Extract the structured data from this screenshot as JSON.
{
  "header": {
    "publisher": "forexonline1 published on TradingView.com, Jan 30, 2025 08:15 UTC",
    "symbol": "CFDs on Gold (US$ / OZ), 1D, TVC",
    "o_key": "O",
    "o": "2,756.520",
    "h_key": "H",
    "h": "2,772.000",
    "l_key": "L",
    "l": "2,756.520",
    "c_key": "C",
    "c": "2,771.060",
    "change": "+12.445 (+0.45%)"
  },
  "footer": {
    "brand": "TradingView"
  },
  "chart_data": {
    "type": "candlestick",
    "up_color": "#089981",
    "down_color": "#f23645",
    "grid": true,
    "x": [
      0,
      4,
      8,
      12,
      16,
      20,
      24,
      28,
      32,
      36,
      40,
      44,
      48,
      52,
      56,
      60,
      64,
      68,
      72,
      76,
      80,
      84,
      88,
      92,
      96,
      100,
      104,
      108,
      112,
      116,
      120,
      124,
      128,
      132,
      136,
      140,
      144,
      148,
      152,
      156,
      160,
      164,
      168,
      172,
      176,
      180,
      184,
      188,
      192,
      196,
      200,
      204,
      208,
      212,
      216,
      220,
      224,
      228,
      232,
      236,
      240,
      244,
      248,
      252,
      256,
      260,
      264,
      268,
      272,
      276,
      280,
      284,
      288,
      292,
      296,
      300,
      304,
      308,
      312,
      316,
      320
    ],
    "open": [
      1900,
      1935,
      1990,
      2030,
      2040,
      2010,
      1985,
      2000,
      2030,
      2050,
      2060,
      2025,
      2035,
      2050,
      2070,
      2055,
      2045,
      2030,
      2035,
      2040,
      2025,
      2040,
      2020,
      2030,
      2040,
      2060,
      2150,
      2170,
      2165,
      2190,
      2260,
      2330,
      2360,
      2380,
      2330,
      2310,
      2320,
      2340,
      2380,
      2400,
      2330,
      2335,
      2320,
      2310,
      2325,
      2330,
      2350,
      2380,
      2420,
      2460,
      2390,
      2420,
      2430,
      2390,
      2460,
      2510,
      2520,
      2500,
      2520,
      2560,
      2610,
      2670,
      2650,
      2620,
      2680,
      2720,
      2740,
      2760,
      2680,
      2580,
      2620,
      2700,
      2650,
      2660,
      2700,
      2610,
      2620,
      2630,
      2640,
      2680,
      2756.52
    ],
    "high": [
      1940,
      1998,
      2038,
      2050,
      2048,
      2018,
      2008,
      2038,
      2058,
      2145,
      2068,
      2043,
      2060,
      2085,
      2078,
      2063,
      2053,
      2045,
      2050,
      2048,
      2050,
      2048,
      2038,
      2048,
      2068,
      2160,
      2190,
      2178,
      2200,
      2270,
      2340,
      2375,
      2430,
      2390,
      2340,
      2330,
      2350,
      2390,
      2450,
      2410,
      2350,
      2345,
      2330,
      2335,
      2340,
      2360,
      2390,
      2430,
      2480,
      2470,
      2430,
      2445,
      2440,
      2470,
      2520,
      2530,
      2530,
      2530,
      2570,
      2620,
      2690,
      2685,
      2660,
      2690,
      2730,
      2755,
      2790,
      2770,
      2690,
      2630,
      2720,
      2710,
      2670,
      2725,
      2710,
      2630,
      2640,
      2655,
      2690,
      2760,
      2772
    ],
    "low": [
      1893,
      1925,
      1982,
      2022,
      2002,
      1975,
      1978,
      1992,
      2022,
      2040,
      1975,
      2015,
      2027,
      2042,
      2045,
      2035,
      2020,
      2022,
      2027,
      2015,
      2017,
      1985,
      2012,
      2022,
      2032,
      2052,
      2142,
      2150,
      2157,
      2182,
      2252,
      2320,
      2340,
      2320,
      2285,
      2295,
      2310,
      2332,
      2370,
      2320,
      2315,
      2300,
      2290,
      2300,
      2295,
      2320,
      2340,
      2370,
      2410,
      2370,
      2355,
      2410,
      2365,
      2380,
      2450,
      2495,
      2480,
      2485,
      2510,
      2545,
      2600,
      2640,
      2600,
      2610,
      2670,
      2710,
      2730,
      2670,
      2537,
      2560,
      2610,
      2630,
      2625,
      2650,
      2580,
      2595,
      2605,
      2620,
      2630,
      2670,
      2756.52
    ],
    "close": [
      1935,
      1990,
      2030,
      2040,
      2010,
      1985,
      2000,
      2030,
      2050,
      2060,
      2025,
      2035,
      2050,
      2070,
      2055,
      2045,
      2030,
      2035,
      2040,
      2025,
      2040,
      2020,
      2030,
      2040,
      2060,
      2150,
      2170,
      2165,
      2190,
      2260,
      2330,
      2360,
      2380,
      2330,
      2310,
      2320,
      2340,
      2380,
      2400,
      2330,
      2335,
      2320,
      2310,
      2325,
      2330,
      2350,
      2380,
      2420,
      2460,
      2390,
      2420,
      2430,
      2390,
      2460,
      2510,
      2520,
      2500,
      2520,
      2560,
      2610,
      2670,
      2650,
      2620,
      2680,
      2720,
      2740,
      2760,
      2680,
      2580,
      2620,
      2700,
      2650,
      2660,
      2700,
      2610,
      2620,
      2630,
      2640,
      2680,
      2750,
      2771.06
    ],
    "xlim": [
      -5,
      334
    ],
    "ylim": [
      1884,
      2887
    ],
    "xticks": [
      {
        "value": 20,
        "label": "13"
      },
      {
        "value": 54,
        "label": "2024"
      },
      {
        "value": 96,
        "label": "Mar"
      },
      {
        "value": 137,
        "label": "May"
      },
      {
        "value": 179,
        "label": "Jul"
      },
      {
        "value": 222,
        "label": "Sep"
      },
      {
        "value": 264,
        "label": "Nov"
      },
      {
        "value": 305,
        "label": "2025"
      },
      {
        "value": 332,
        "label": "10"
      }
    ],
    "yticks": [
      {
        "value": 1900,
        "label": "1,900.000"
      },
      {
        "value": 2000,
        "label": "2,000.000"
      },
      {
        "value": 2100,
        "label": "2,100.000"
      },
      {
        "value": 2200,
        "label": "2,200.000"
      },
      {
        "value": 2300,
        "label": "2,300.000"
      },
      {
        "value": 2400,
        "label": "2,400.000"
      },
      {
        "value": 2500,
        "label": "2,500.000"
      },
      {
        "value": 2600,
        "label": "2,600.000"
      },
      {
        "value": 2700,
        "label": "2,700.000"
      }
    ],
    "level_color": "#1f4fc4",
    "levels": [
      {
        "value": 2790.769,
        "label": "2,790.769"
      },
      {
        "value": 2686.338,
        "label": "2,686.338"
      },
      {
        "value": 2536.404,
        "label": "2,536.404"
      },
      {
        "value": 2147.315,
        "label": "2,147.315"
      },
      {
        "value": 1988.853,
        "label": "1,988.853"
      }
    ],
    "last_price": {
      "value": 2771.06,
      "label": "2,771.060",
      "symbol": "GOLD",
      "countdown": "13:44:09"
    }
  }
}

» WHAT YOU NEED TO DO:
Reproduce the entries above in full, verbatim.

» TASK RESULT:
Extract the structured data from this screenshot as JSON.
{
  "header": {
    "publisher": "forexonline1 published on TradingView.com, Jan 30, 2025 08:15 UTC",
    "symbol": "CFDs on Gold (US$ / OZ), 1D, TVC",
    "o_key": "O",
    "o": "2,756.520",
    "h_key": "H",
    "h": "2,772.000",
    "l_key": "L",
    "l": "2,756.520",
    "c_key": "C",
    "c": "2,771.060",
    "change": "+12.445 (+0.45%)"
  },
  "footer": {
    "brand": "TradingView"
  },
  "chart_data": {
    "type": "candlestick",
    "up_color": "#089981",
    "down_color": "#f23645",
    "grid": true,
    "x": [
      0,
      4,
      8,
      12,
      16,
      20,
      24,
      28,
      32,
      36,
      40,
      44,
      48,
      52,
      56,
      60,
      64,
      68,
      72,
      76,
      80,
      84,
      88,
      92,
      96,
      100,
      104,
      108,
      112,
      116,
      120,
      124,
      128,
      132,
      136,
      140,
      144,
      148,
      152,
      156,
      160,
      164,
      168,
      172,
      176,
      180,
      184,
      188,
      192,
      196,
      200,
      204,
      208,
      212,
      216,
      220,
      224,
      228,
      232,
      236,
      240,
      244,
      248,
      252,
      256,
      260,
      264,
      268,
      272,
      276,
      280,
      284,
      288,
      292,
      296,
      300,
      304,
      308,
      312,
      316,
      320
    ],
    "open": [
      1900,
      1935,
      1990,
      2030,
      2040,
      2010,
      1985,
      2000,
      2030,
      2050,
      2060,
      2025,
      2035,
      2050,
      2070,
      2055,
      2045,
      2030,
      2035,
      2040,
      2025,
      2040,
      2020,
      2030,
      2040,
      2060,
      2150,
      2170,
      2165,
      2190,
      2260,
      2330,
      2360,
      2380,
      2330,
      2310,
      2320,
      2340,
      2380,
      2400,
      2330,
      2335,
      2320,
      2310,
      2325,
      2330,
      2350,
      2380,
      2420,
      2460,
      2390,
      2420,
      2430,
      2390,
      2460,
      2510,
      2520,
      2500,
      2520,
      2560,
      2610,
      2670,
      2650,
      2620,
      2680,
      2720,
      2740,
      2760,
      2680,
      2580,
      2620,
      2700,
      2650,
      2660,
      2700,
      2610,
      2620,
      2630,
      2640,
      2680,
      2756.52
    ],
    "high": [
      1940,
      1998,
      2038,
      2050,
      2048,
      2018,
      2008,
      2038,
      2058,
      2145,
      2068,
      2043,
      2060,
      2085,
      2078,
      2063,
      2053,
      2045,
      2050,
      2048,
      2050,
      2048,
      2038,
      2048,
      2068,
      2160,
      2190,
      2178,
      2200,
      2270,
      2340,
      2375,
      2430,
      2390,
      2340,
      2330,
      2350,
      2390,
      2450,
      2410,
      2350,
      2345,
      2330,
      2335,
      2340,
      2360,
      2390,
      2430,
      2480,
      2470,
      2430,
      2445,
      2440,
      2470,
      2520,
      2530,
      2530,
      2530,
      2570,
      2620,
      2690,
      2685,
      2660,
      2690,
      2730,
      2755,
      2790,
      2770,
      2690,
      2630,
      2720,
      2710,
      2670,
      2725,
      2710,
      2630,
      2640,
      2655,
      2690,
      2760,
      2772
    ],
    "low": [
      1893,
      1925,
      1982,
      2022,
      2002,
      1975,
      1978,
      1992,
      2022,
      2040,
      1975,
      2015,
      2027,
      2042,
      2045,
      2035,
      2020,
      2022,
      2027,
      2015,
      2017,
      1985,
      2012,
      2022,
      2032,
      2052,
      2142,
      2150,
      2157,
      2182,
      2252,
      2320,
      2340,
      2320,
      2285,
      2295,
      2310,
      2332,
      2370,
      2320,
      2315,
      2300,
      2290,
      2300,
      2295,
      2320,
      2340,
      2370,
      2410,
      2370,
      2355,
      2410,
      2365,
      2380,
      2450,
      2495,
      2480,
      2485,
      2510,
      2545,
      2600,
      2640,
      2600,
      2610,
      2670,
      2710,
      2730,
      2670,
      2537,
      2560,
      2610,
      2630,
      2625,
      2650,
      2580,
      2595,
      2605,
      2620,
      2630,
      2670,
      2756.52
    ],
    "close": [
      1935,
      1990,
      2030,
      2040,
      2010,
      1985,
      2000,
      2030,
      2050,
      2060,
      2025,
      2035,
      2050,
      2070,
      2055,
      2045,
      2030,
      2035,
      2040,
      2025,
      2040,
      2020,
      2030,
      2040,
      2060,
      2150,
      2170,
      2165,
      2190,
      2260,
      2330,
      2360,
      2380,
      2330,
      2310,
      2320,
      2340,
      2380,
      2400,
      2330,
      2335,
      2320,
      2310,
      2325,
      2330,
      2350,
      2380,
      2420,
      2460,
      2390,
      2420,
      2430,
      2390,
      2460,
      2510,
      2520,
      2500,
      2520,
      2560,
      2610,
      2670,
      2650,
      2620,
      2680,
      2720,
      2740,
      2760,
      2680,
      2580,
      2620,
      2700,
      2650,
      2660,
      2700,
      2610,
      2620,
      2630,
      2640,
      2680,
      2750,
      2771.06
    ],
    "xlim": [
      -5,
      334
    ],
    "ylim": [
      1884,
      2887
    ],
    "xticks": [
      {
        "value": 20,
        "label": "13"
      },
      {
        "value": 54,
        "label": "2024"
      },
      {
        "value": 96,
        "label": "Mar"
      },
      {
        "value": 137,
        "label": "May"
      },
      {
        "value": 179,
        "label": "Jul"
      },
      {
        "value": 222,
        "label": "Sep"
      },
      {
        "value": 264,
        "label": "Nov"
      },
      {
        "value": 305,
        "label": "2025"
      },
      {
        "value": 332,
        "label": "10"
      }
    ],
    "yticks": [
      {
        "value": 1900,
        "label": "1,900.000"
      },
      {
        "value": 2000,
        "label": "2,000.000"
      },
      {
        "value": 2100,
        "label": "2,100.000"
      },
      {
        "value": 2200,
        "label": "2,200.000"
      },
      {
        "value": 2300,
        "label": "2,300.000"
      },
      {
        "value": 2400,
        "label": "2,400.000"
      },
      {
        "value": 2500,
        "label": "2,500.000"
      },
      {
        "value": 2600,
        "label": "2,600.000"
      },
      {
        "value": 2700,
        "label": "2,700.000"
      }
    ],
    "level_color": "#1f4fc4",
    "levels": [
      {
        "value": 2790.769,
        "label": "2,790.769"
      },
      {
        "value": 2686.338,
        "label": "2,686.338"
      },
      {
        "value": 2536.404,
        "label": "2,536.404"
      },
      {
        "value": 2147.315,
        "label": "2,147.315"
      },
      {
        "value": 1988.853,
        "label": "1,988.853"
      }
    ],
    "last_price": {
      "value": 2771.06,
      "label": "2,771.060",
      "symbol": "GOLD",
      "countdown": "13:44:09"
    }
  }
}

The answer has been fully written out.